» **Given request**
Copy every line in which the string "Target" occurs.

» **Provided information**
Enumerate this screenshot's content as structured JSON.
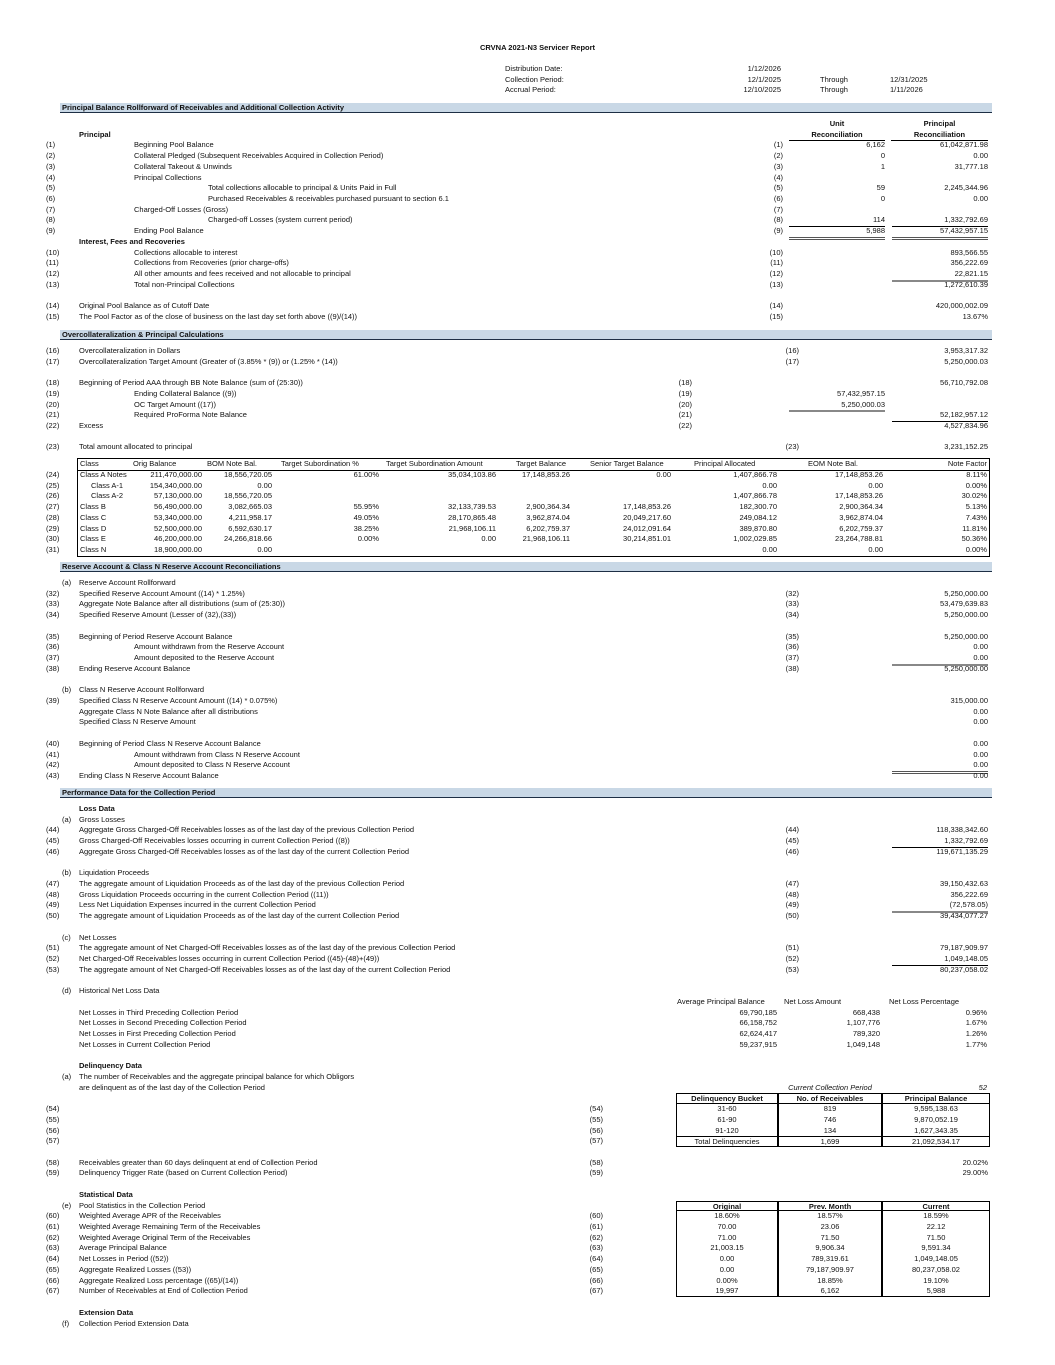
{
  "title": "CRVNA 2021-N3 Servicer Report",
  "header": {
    "rows": [
      {
        "label": "Distribution Date:",
        "start": "1/12/2026",
        "through": "",
        "end": ""
      },
      {
        "label": "Collection Period:",
        "start": "12/1/2025",
        "through": "Through",
        "end": "12/31/2025"
      },
      {
        "label": "Accrual Period:",
        "start": "12/10/2025",
        "through": "Through",
        "end": "1/11/2026"
      }
    ]
  },
  "principal": {
    "title": "Principal Balance Rollforward of Receivables and Additional Collection Activity",
    "unit_head": [
      "Unit",
      "Reconciliation"
    ],
    "principal_head": [
      "Principal",
      "Reconciliation"
    ],
    "heading": "Principal",
    "rows": [
      {
        "n": "(1)",
        "label": "Beginning Pool Balance",
        "lvl": 1,
        "ref": "(1)",
        "mid": "6,162",
        "val": "61,042,871.98"
      },
      {
        "n": "(2)",
        "label": "Collateral Pledged (Subsequent Receivables Acquired in Collection Period)",
        "lvl": 1,
        "ref": "(2)",
        "mid": "0",
        "val": "0.00"
      },
      {
        "n": "(3)",
        "label": "Collateral Takeout & Unwinds",
        "lvl": 1,
        "ref": "(3)",
        "mid": "1",
        "val": "31,777.18"
      },
      {
        "n": "(4)",
        "label": "Principal Collections",
        "lvl": 1,
        "ref": "(4)"
      },
      {
        "n": "(5)",
        "label": "Total collections allocable to principal & Units Paid in Full",
        "lvl": 2,
        "ref": "(5)",
        "mid": "59",
        "val": "2,245,344.96"
      },
      {
        "n": "(6)",
        "label": "Purchased Receivables & receivables purchased pursuant to section 6.1",
        "lvl": 2,
        "ref": "(6)",
        "mid": "0",
        "val": "0.00"
      },
      {
        "n": "(7)",
        "label": "Charged-Off Losses (Gross)",
        "lvl": 1,
        "ref": "(7)"
      },
      {
        "n": "(8)",
        "label": "Charged-off Losses (system current period)",
        "lvl": 2,
        "ref": "(8)",
        "mid": "114",
        "val": "1,332,792.69"
      },
      {
        "n": "(9)",
        "label": "Ending Pool Balance",
        "lvl": 1,
        "ref": "(9)",
        "mid": "5,988",
        "val": "57,432,957.15"
      },
      {
        "t": "h",
        "label": "Interest, Fees and Recoveries"
      },
      {
        "n": "(10)",
        "label": "Collections allocable to interest",
        "lvl": 1,
        "ref": "(10)",
        "val": "893,566.55"
      },
      {
        "n": "(11)",
        "label": "Collections from Recoveries (prior charge-offs)",
        "lvl": 1,
        "ref": "(11)",
        "val": "356,222.69"
      },
      {
        "n": "(12)",
        "label": "All other amounts and fees received and not allocable to principal",
        "lvl": 1,
        "ref": "(12)",
        "val": "22,821.15"
      },
      {
        "n": "(13)",
        "label": "Total non-Principal Collections",
        "lvl": 1,
        "ref": "(13)",
        "val": "1,272,610.39"
      },
      {
        "t": "b"
      },
      {
        "n": "(14)",
        "label": "Original Pool Balance as of Cutoff Date",
        "lvl": 0,
        "ref": "(14)",
        "val": "420,000,002.09"
      },
      {
        "n": "(15)",
        "label": "The Pool Factor as of the close of business on the last day set forth above ((9)/(14))",
        "lvl": 0,
        "ref": "(15)",
        "val": "13.67%"
      }
    ]
  },
  "oc": {
    "title": "Overcollateralization & Principal Calculations",
    "rows": [
      {
        "n": "(16)",
        "label": "Overcollateralization in Dollars",
        "lvl": 0,
        "ref": "(16)",
        "val": "3,953,317.32"
      },
      {
        "n": "(17)",
        "label": "Overcollateralization Target Amount (Greater of (3.85% * (9)) or (1.25% * (14))",
        "lvl": 0,
        "ref": "(17)",
        "val": "5,250,000.03"
      },
      {
        "t": "b"
      },
      {
        "n": "(18)",
        "label": "Beginning of Period AAA through BB Note Balance (sum of (25:30))",
        "lvl": 0,
        "ref": "(18)",
        "val": "56,710,792.08"
      },
      {
        "n": "(19)",
        "label": "Ending Collateral Balance ((9))",
        "lvl": 1,
        "ref": "(19)",
        "mid": "57,432,957.15"
      },
      {
        "n": "(20)",
        "label": "OC Target Amount ((17))",
        "lvl": 1,
        "ref": "(20)",
        "mid": "5,250,000.03"
      },
      {
        "n": "(21)",
        "label": "Required ProForma Note Balance",
        "lvl": 1,
        "ref": "(21)",
        "val": "52,182,957.12"
      },
      {
        "n": "(22)",
        "label": "Excess",
        "lvl": 0,
        "ref": "(22)",
        "val": "4,527,834.96"
      },
      {
        "t": "b"
      },
      {
        "n": "(23)",
        "label": "Total amount allocated to principal",
        "lvl": 0,
        "ref": "(23)",
        "val": "3,231,152.25"
      }
    ],
    "class_table": {
      "columns": [
        "Class",
        "Orig Balance",
        "BOM Note Bal.",
        "Target Subordination %",
        "Target Subordination Amount",
        "Target Balance",
        "Senior Target Balance",
        "Principal Allocated",
        "EOM Note Bal.",
        "Note Factor"
      ],
      "rows": [
        {
          "n": "(24)",
          "cells": [
            "Class A Notes",
            "211,470,000.00",
            "18,556,720.05",
            "61.00%",
            "35,034,103.86",
            "17,148,853.26",
            "0.00",
            "1,407,866.78",
            "17,148,853.26",
            "8.11%"
          ]
        },
        {
          "n": "(25)",
          "cells": [
            "Class A-1",
            "154,340,000.00",
            "0.00",
            "",
            "",
            "",
            "",
            "0.00",
            "0.00",
            "0.00%"
          ]
        },
        {
          "n": "(26)",
          "cells": [
            "Class A-2",
            "57,130,000.00",
            "18,556,720.05",
            "",
            "",
            "",
            "",
            "1,407,866.78",
            "17,148,853.26",
            "30.02%"
          ]
        },
        {
          "n": "(27)",
          "cells": [
            "Class B",
            "56,490,000.00",
            "3,082,665.03",
            "55.95%",
            "32,133,739.53",
            "2,900,364.34",
            "17,148,853.26",
            "182,300.70",
            "2,900,364.34",
            "5.13%"
          ]
        },
        {
          "n": "(28)",
          "cells": [
            "Class C",
            "53,340,000.00",
            "4,211,958.17",
            "49.05%",
            "28,170,865.48",
            "3,962,874.04",
            "20,049,217.60",
            "249,084.12",
            "3,962,874.04",
            "7.43%"
          ]
        },
        {
          "n": "(29)",
          "cells": [
            "Class D",
            "52,500,000.00",
            "6,592,630.17",
            "38.25%",
            "21,968,106.11",
            "6,202,759.37",
            "24,012,091.64",
            "389,870.80",
            "6,202,759.37",
            "11.81%"
          ]
        },
        {
          "n": "(30)",
          "cells": [
            "Class E",
            "46,200,000.00",
            "24,266,818.66",
            "0.00%",
            "0.00",
            "21,968,106.11",
            "30,214,851.01",
            "1,002,029.85",
            "23,264,788.81",
            "50.36%"
          ]
        },
        {
          "n": "(31)",
          "cells": [
            "Class N",
            "18,900,000.00",
            "0.00",
            "",
            "",
            "",
            "",
            "0.00",
            "0.00",
            "0.00%"
          ]
        }
      ]
    }
  },
  "reserve": {
    "title": "Reserve Account & Class N Reserve Account Reconciliations",
    "rows": [
      {
        "letter": "(a)",
        "label": "Reserve Account Rollforward"
      },
      {
        "n": "(32)",
        "label": "Specified Reserve Account Amount ((14) * 1.25%)",
        "ref": "(32)",
        "val": "5,250,000.00"
      },
      {
        "n": "(33)",
        "label": "Aggregate Note Balance after all distributions (sum of (25:30))",
        "ref": "(33)",
        "val": "53,479,639.83"
      },
      {
        "n": "(34)",
        "label": "Specified Reserve Amount (Lesser of (32),(33))",
        "ref": "(34)",
        "val": "5,250,000.00"
      },
      {
        "t": "b"
      },
      {
        "n": "(35)",
        "label": "Beginning of Period Reserve Account Balance",
        "ref": "(35)",
        "val": "5,250,000.00"
      },
      {
        "n": "(36)",
        "label": "Amount withdrawn from the Reserve Account",
        "lvl": 1,
        "ref": "(36)",
        "val": "0.00"
      },
      {
        "n": "(37)",
        "label": "Amount deposited to the Reserve Account",
        "lvl": 1,
        "ref": "(37)",
        "val": "0.00"
      },
      {
        "n": "(38)",
        "label": "Ending Reserve Account Balance",
        "ref": "(38)",
        "val": "5,250,000.00"
      },
      {
        "t": "b"
      },
      {
        "letter": "(b)",
        "label": "Class N Reserve Account Rollforward"
      },
      {
        "n": "(39)",
        "label": "Specified Class N Reserve Account Amount ((14) * 0.075%)",
        "val": "315,000.00"
      },
      {
        "label": "Aggregate Class N Note Balance after all distributions",
        "val": "0.00"
      },
      {
        "label": "Specified Class N Reserve Amount",
        "val": "0.00"
      },
      {
        "t": "b"
      },
      {
        "n": "(40)",
        "label": "Beginning of Period Class N Reserve Account Balance",
        "val": "0.00"
      },
      {
        "n": "(41)",
        "label": "Amount withdrawn from Class N Reserve Account",
        "lvl": 1,
        "val": "0.00"
      },
      {
        "n": "(42)",
        "label": "Amount deposited to Class N Reserve Account",
        "lvl": 1,
        "val": "0.00"
      },
      {
        "n": "(43)",
        "label": "Ending Class N Reserve Account Balance",
        "val": "0.00"
      }
    ]
  },
  "performance": {
    "title": "Performance Data for the Collection Period",
    "rows": [
      {
        "t": "h",
        "label": "Loss Data"
      },
      {
        "letter": "(a)",
        "label": "Gross Losses"
      },
      {
        "n": "(44)",
        "label": "Aggregate Gross Charged-Off Receivables losses as of the last day of the previous Collection Period",
        "ref": "(44)",
        "val": "118,338,342.60"
      },
      {
        "n": "(45)",
        "label": "Gross Charged-Off Receivables losses occurring in current Collection Period ((8))",
        "ref": "(45)",
        "val": "1,332,792.69"
      },
      {
        "n": "(46)",
        "label": "Aggregate Gross Charged-Off Receivables losses as of the last day of the current Collection Period",
        "ref": "(46)",
        "val": "119,671,135.29"
      },
      {
        "t": "b"
      },
      {
        "letter": "(b)",
        "label": "Liquidation Proceeds"
      },
      {
        "n": "(47)",
        "label": "The aggregate amount of Liquidation Proceeds as of the last day of the previous Collection Period",
        "ref": "(47)",
        "val": "39,150,432.63"
      },
      {
        "n": "(48)",
        "label": "Gross Liquidation Proceeds occurring in the current Collection Period ((11))",
        "ref": "(48)",
        "val": "356,222.69"
      },
      {
        "n": "(49)",
        "label": "Less Net Liquidation Expenses incurred in the current Collection Period",
        "ref": "(49)",
        "val": "(72,578.05)"
      },
      {
        "n": "(50)",
        "label": "The aggregate amount of Liquidation Proceeds as of the last day of the current Collection Period",
        "ref": "(50)",
        "val": "39,434,077.27"
      },
      {
        "t": "b"
      },
      {
        "letter": "(c)",
        "label": "Net Losses"
      },
      {
        "n": "(51)",
        "label": "The aggregate amount of Net Charged-Off Receivables losses as of the last day of the previous Collection Period",
        "ref": "(51)",
        "val": "79,187,909.97"
      },
      {
        "n": "(52)",
        "label": "Net Charged-Off Receivables losses occurring in current Collection Period ((45)-(48)+(49))",
        "ref": "(52)",
        "val": "1,049,148.05"
      },
      {
        "n": "(53)",
        "label": "The aggregate amount of Net Charged-Off Receivables losses as of the last day of the current Collection Period",
        "ref": "(53)",
        "val": "80,237,058.02"
      },
      {
        "t": "b"
      },
      {
        "letter": "(d)",
        "label": "Historical Net Loss Data"
      },
      {
        "t": "hh",
        "cells": [
          "Average Principal Balance",
          "Net Loss Amount",
          "Net Loss Percentage"
        ]
      },
      {
        "t": "hr",
        "label": "Net Losses in Third Preceding Collection Period",
        "cells": [
          "69,790,185",
          "668,438",
          "0.96%"
        ]
      },
      {
        "t": "hr",
        "label": "Net Losses in Second Preceding Collection Period",
        "cells": [
          "66,158,752",
          "1,107,776",
          "1.67%"
        ]
      },
      {
        "t": "hr",
        "label": "Net Losses in First Preceding Collection Period",
        "cells": [
          "62,624,417",
          "789,320",
          "1.26%"
        ]
      },
      {
        "t": "hr",
        "label": "Net Losses in Current Collection Period",
        "cells": [
          "59,237,915",
          "1,049,148",
          "1.77%"
        ]
      },
      {
        "t": "b"
      },
      {
        "t": "h",
        "label": "Delinquency Data"
      },
      {
        "letter": "(a)",
        "label": "The number of Receivables and the aggregate principal balance for which Obligors"
      },
      {
        "t": "cp",
        "label": "are delinquent as of the last day of the Collection Period",
        "cells": [
          "Current Collection Period",
          "52"
        ]
      },
      {
        "t": "bh",
        "cells": [
          "Delinquency Bucket",
          "No. of Receivables",
          "Principal Balance"
        ]
      },
      {
        "t": "bb",
        "n": "(54)",
        "ref": "(54)",
        "cells": [
          "31-60",
          "819",
          "9,595,138.63"
        ]
      },
      {
        "t": "bb",
        "n": "(55)",
        "ref": "(55)",
        "cells": [
          "61-90",
          "746",
          "9,870,052.19"
        ]
      },
      {
        "t": "bb",
        "n": "(56)",
        "ref": "(56)",
        "cells": [
          "91-120",
          "134",
          "1,627,343.35"
        ]
      },
      {
        "t": "bt",
        "n": "(57)",
        "ref": "(57)",
        "cells": [
          "Total Delinquencies",
          "1,699",
          "21,092,534.17"
        ]
      },
      {
        "t": "b"
      },
      {
        "n": "(58)",
        "label": "Receivables greater than 60 days delinquent at end of Collection Period",
        "ref": "(58)",
        "val": "20.02%"
      },
      {
        "n": "(59)",
        "label": "Delinquency Trigger Rate (based on Current Collection Period)",
        "ref": "(59)",
        "val": "29.00%"
      },
      {
        "t": "b"
      },
      {
        "t": "h",
        "label": "Statistical Data"
      },
      {
        "t": "bh",
        "letter": "(e)",
        "label": "Pool Statistics in the Collection Period",
        "cells": [
          "Original",
          "Prev. Month",
          "Current"
        ]
      },
      {
        "t": "bb",
        "n": "(60)",
        "label": "Weighted Average APR of the Receivables",
        "ref": "(60)",
        "cells": [
          "18.60%",
          "18.57%",
          "18.59%"
        ]
      },
      {
        "t": "bb",
        "n": "(61)",
        "label": "Weighted Average Remaining Term of the Receivables",
        "ref": "(61)",
        "cells": [
          "70.00",
          "23.06",
          "22.12"
        ]
      },
      {
        "t": "bb",
        "n": "(62)",
        "label": "Weighted Average Original Term of the Receivables",
        "ref": "(62)",
        "cells": [
          "71.00",
          "71.50",
          "71.50"
        ]
      },
      {
        "t": "bb",
        "n": "(63)",
        "label": "Average Principal Balance",
        "ref": "(63)",
        "cells": [
          "21,003.15",
          "9,906.34",
          "9,591.34"
        ]
      },
      {
        "t": "bb",
        "n": "(64)",
        "label": "Net Losses in Period ((52))",
        "ref": "(64)",
        "cells": [
          "0.00",
          "789,319.61",
          "1,049,148.05"
        ]
      },
      {
        "t": "bb",
        "n": "(65)",
        "label": "Aggregate Realized Losses ((53))",
        "ref": "(65)",
        "cells": [
          "0.00",
          "79,187,909.97",
          "80,237,058.02"
        ]
      },
      {
        "t": "bb",
        "n": "(66)",
        "label": "Aggregate Realized Loss percentage ((65)/(14))",
        "ref": "(66)",
        "cells": [
          "0.00%",
          "18.85%",
          "19.10%"
        ]
      },
      {
        "t": "bl",
        "n": "(67)",
        "label": "Number of Receivables at End of Collection Period",
        "ref": "(67)",
        "cells": [
          "19,997",
          "6,162",
          "5,988"
        ]
      },
      {
        "t": "b"
      },
      {
        "t": "h",
        "label": "Extension Data"
      },
      {
        "letter": "(f)",
        "label": "Collection Period Extension Data"
      }
    ]
  },
  "colors": {
    "section_bar": "#c9d8e6",
    "section_rule": "#1e2f45"
  }
}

» **Reply**
        "label": "Overcollateralization Target Amount (Greater of (3.85% * (9)) or (1.25% * (14))",
        "label": "OC Target Amount ((17))",
        "Target Subordination %",
        "Target Subordination Amount",
        "Target Balance",
        "Senior Target Balance",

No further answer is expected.